## Problem requirements
What follows are records. Restate all of them word for word.

Dataset rows
★ ★ ★

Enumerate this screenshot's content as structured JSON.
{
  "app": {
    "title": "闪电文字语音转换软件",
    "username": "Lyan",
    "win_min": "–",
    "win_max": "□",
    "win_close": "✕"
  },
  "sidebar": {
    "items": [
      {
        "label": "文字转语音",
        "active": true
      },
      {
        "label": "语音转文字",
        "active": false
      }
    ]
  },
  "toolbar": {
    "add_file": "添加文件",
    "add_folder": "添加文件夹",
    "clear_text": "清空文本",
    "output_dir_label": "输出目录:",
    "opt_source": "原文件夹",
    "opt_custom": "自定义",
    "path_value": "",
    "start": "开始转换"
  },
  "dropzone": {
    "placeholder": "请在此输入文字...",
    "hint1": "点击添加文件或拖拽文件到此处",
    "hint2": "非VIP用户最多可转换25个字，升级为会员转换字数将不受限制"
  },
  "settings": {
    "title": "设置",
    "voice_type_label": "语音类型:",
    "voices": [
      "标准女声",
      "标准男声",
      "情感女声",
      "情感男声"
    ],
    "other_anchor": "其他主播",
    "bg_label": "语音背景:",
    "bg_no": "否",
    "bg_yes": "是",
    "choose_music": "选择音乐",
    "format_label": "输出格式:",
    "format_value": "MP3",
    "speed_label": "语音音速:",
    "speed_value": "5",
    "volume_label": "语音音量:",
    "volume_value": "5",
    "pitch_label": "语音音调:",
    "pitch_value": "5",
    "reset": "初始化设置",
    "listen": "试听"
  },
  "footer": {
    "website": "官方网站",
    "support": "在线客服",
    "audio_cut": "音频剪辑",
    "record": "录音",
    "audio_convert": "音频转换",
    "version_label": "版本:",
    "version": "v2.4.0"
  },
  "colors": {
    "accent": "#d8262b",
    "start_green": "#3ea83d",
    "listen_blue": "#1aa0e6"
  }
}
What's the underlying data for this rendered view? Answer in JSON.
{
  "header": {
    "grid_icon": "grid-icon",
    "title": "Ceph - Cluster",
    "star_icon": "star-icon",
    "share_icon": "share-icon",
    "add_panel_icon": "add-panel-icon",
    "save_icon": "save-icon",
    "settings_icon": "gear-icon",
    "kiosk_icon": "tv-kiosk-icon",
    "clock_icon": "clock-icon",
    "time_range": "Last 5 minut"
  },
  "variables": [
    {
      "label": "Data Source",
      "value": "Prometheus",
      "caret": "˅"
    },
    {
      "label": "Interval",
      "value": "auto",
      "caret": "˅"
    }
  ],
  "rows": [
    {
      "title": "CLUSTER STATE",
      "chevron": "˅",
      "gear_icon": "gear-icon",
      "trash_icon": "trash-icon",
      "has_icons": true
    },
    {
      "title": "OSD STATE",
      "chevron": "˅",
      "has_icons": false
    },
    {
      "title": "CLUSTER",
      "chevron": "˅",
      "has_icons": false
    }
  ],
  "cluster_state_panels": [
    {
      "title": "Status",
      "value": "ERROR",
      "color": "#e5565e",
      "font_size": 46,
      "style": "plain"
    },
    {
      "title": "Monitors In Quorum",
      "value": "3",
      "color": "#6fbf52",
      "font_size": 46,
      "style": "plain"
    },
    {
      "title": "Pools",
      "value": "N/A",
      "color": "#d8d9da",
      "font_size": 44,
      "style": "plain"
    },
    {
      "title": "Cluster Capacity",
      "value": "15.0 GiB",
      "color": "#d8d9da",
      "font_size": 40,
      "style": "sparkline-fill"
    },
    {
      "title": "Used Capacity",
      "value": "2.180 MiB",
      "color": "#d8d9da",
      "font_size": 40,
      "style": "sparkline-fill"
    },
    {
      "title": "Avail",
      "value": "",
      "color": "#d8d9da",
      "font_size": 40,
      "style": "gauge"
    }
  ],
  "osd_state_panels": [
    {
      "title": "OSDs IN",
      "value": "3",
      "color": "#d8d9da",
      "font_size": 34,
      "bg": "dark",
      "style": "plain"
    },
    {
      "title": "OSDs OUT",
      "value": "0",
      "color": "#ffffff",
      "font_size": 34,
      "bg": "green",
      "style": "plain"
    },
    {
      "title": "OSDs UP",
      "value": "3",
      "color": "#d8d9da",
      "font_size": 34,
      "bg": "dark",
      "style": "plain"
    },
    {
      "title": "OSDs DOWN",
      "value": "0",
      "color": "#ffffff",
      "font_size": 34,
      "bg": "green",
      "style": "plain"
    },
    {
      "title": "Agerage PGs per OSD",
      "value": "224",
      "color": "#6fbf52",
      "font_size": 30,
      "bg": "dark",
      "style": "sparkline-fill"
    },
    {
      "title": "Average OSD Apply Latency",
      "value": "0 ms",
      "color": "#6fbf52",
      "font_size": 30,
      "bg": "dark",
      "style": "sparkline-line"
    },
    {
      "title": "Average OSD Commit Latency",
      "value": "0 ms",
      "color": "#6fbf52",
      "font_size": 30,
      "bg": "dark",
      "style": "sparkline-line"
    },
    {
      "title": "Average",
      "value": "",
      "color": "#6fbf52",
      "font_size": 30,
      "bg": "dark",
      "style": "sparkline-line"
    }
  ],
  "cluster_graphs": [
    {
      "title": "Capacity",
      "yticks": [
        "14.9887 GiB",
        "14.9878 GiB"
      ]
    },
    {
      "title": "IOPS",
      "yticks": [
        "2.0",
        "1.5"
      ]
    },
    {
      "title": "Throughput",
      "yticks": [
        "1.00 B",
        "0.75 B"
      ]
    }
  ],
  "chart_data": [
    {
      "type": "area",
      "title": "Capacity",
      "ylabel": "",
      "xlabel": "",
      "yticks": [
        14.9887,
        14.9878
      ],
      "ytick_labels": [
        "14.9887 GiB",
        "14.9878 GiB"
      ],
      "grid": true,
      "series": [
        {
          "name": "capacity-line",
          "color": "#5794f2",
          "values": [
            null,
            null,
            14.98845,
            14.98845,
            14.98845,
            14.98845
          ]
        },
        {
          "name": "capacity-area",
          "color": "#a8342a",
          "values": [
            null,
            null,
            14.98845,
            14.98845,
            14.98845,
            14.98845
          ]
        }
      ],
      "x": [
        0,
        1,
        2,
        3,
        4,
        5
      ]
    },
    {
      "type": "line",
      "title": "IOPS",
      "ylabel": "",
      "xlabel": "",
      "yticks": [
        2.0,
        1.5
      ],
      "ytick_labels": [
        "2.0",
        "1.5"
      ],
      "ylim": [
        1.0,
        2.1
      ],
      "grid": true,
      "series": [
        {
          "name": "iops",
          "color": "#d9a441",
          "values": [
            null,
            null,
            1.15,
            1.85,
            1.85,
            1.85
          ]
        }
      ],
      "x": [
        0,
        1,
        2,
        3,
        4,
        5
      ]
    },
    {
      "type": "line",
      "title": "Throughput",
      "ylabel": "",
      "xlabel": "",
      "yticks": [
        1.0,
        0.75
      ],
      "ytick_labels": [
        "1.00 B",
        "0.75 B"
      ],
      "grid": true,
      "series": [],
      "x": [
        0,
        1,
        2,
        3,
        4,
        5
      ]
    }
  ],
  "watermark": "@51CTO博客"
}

★ ★ ★

## Answer for the task
Enumerate this screenshot's content as structured JSON.
{
  "app": {
    "title": "闪电文字语音转换软件",
    "username": "Lyan",
    "win_min": "–",
    "win_max": "□",
    "win_close": "✕"
  },
  "sidebar": {
    "items": [
      {
        "label": "文字转语音",
        "active": true
      },
      {
        "label": "语音转文字",
        "active": false
      }
    ]
  },
  "toolbar": {
    "add_file": "添加文件",
    "add_folder": "添加文件夹",
    "clear_text": "清空文本",
    "output_dir_label": "输出目录:",
    "opt_source": "原文件夹",
    "opt_custom": "自定义",
    "path_value": "",
    "start": "开始转换"
  },
  "dropzone": {
    "placeholder": "请在此输入文字...",
    "hint1": "点击添加文件或拖拽文件到此处",
    "hint2": "非VIP用户最多可转换25个字，升级为会员转换字数将不受限制"
  },
  "settings": {
    "title": "设置",
    "voice_type_label": "语音类型:",
    "voices": [
      "标准女声",
      "标准男声",
      "情感女声",
      "情感男声"
    ],
    "other_anchor": "其他主播",
    "bg_label": "语音背景:",
    "bg_no": "否",
    "bg_yes": "是",
    "choose_music": "选择音乐",
    "format_label": "输出格式:",
    "format_value": "MP3",
    "speed_label": "语音音速:",
    "speed_value": "5",
    "volume_label": "语音音量:",
    "volume_value": "5",
    "pitch_label": "语音音调:",
    "pitch_value": "5",
    "reset": "初始化设置",
    "listen": "试听"
  },
  "footer": {
    "website": "官方网站",
    "support": "在线客服",
    "audio_cut": "音频剪辑",
    "record": "录音",
    "audio_convert": "音频转换",
    "version_label": "版本:",
    "version": "v2.4.0"
  },
  "colors": {
    "accent": "#d8262b",
    "start_green": "#3ea83d",
    "listen_blue": "#1aa0e6"
  }
}
What's the underlying data for this rendered view? Answer in JSON.
{
  "header": {
    "grid_icon": "grid-icon",
    "title": "Ceph - Cluster",
    "star_icon": "star-icon",
    "share_icon": "share-icon",
    "add_panel_icon": "add-panel-icon",
    "save_icon": "save-icon",
    "settings_icon": "gear-icon",
    "kiosk_icon": "tv-kiosk-icon",
    "clock_icon": "clock-icon",
    "time_range": "Last 5 minut"
  },
  "variables": [
    {
      "label": "Data Source",
      "value": "Prometheus",
      "caret": "˅"
    },
    {
      "label": "Interval",
      "value": "auto",
      "caret": "˅"
    }
  ],
  "rows": [
    {
      "title": "CLUSTER STATE",
      "chevron": "˅",
      "gear_icon": "gear-icon",
      "trash_icon": "trash-icon",
      "has_icons": true
    },
    {
      "title": "OSD STATE",
      "chevron": "˅",
      "has_icons": false
    },
    {
      "title": "CLUSTER",
      "chevron": "˅",
      "has_icons": false
    }
  ],
  "cluster_state_panels": [
    {
      "title": "Status",
      "value": "ERROR",
      "color": "#e5565e",
      "font_size": 46,
      "style": "plain"
    },
    {
      "title": "Monitors In Quorum",
      "value": "3",
      "color": "#6fbf52",
      "font_size": 46,
      "style": "plain"
    },
    {
      "title": "Pools",
      "value": "N/A",
      "color": "#d8d9da",
      "font_size": 44,
      "style": "plain"
    },
    {
      "title": "Cluster Capacity",
      "value": "15.0 GiB",
      "color": "#d8d9da",
      "font_size": 40,
      "style": "sparkline-fill"
    },
    {
      "title": "Used Capacity",
      "value": "2.180 MiB",
      "color": "#d8d9da",
      "font_size": 40,
      "style": "sparkline-fill"
    },
    {
      "title": "Avail",
      "value": "",
      "color": "#d8d9da",
      "font_size": 40,
      "style": "gauge"
    }
  ],
  "osd_state_panels": [
    {
      "title": "OSDs IN",
      "value": "3",
      "color": "#d8d9da",
      "font_size": 34,
      "bg": "dark",
      "style": "plain"
    },
    {
      "title": "OSDs OUT",
      "value": "0",
      "color": "#ffffff",
      "font_size": 34,
      "bg": "green",
      "style": "plain"
    },
    {
      "title": "OSDs UP",
      "value": "3",
      "color": "#d8d9da",
      "font_size": 34,
      "bg": "dark",
      "style": "plain"
    },
    {
      "title": "OSDs DOWN",
      "value": "0",
      "color": "#ffffff",
      "font_size": 34,
      "bg": "green",
      "style": "plain"
    },
    {
      "title": "Agerage PGs per OSD",
      "value": "224",
      "color": "#6fbf52",
      "font_size": 30,
      "bg": "dark",
      "style": "sparkline-fill"
    },
    {
      "title": "Average OSD Apply Latency",
      "value": "0 ms",
      "color": "#6fbf52",
      "font_size": 30,
      "bg": "dark",
      "style": "sparkline-line"
    },
    {
      "title": "Average OSD Commit Latency",
      "value": "0 ms",
      "color": "#6fbf52",
      "font_size": 30,
      "bg": "dark",
      "style": "sparkline-line"
    },
    {
      "title": "Average",
      "value": "",
      "color": "#6fbf52",
      "font_size": 30,
      "bg": "dark",
      "style": "sparkline-line"
    }
  ],
  "cluster_graphs": [
    {
      "title": "Capacity",
      "yticks": [
        "14.9887 GiB",
        "14.9878 GiB"
      ]
    },
    {
      "title": "IOPS",
      "yticks": [
        "2.0",
        "1.5"
      ]
    },
    {
      "title": "Throughput",
      "yticks": [
        "1.00 B",
        "0.75 B"
      ]
    }
  ],
  "chart_data": [
    {
      "type": "area",
      "title": "Capacity",
      "ylabel": "",
      "xlabel": "",
      "yticks": [
        14.9887,
        14.9878
      ],
      "ytick_labels": [
        "14.9887 GiB",
        "14.9878 GiB"
      ],
      "grid": true,
      "series": [
        {
          "name": "capacity-line",
          "color": "#5794f2",
          "values": [
            null,
            null,
            14.98845,
            14.98845,
            14.98845,
            14.98845
          ]
        },
        {
          "name": "capacity-area",
          "color": "#a8342a",
          "values": [
            null,
            null,
            14.98845,
            14.98845,
            14.98845,
            14.98845
          ]
        }
      ],
      "x": [
        0,
        1,
        2,
        3,
        4,
        5
      ]
    },
    {
      "type": "line",
      "title": "IOPS",
      "ylabel": "",
      "xlabel": "",
      "yticks": [
        2.0,
        1.5
      ],
      "ytick_labels": [
        "2.0",
        "1.5"
      ],
      "ylim": [
        1.0,
        2.1
      ],
      "grid": true,
      "series": [
        {
          "name": "iops",
          "color": "#d9a441",
          "values": [
            null,
            null,
            1.15,
            1.85,
            1.85,
            1.85
          ]
        }
      ],
      "x": [
        0,
        1,
        2,
        3,
        4,
        5
      ]
    },
    {
      "type": "line",
      "title": "Throughput",
      "ylabel": "",
      "xlabel": "",
      "yticks": [
        1.0,
        0.75
      ],
      "ytick_labels": [
        "1.00 B",
        "0.75 B"
      ],
      "grid": true,
      "series": [],
      "x": [
        0,
        1,
        2,
        3,
        4,
        5
      ]
    }
  ],
  "watermark": "@51CTO博客"
}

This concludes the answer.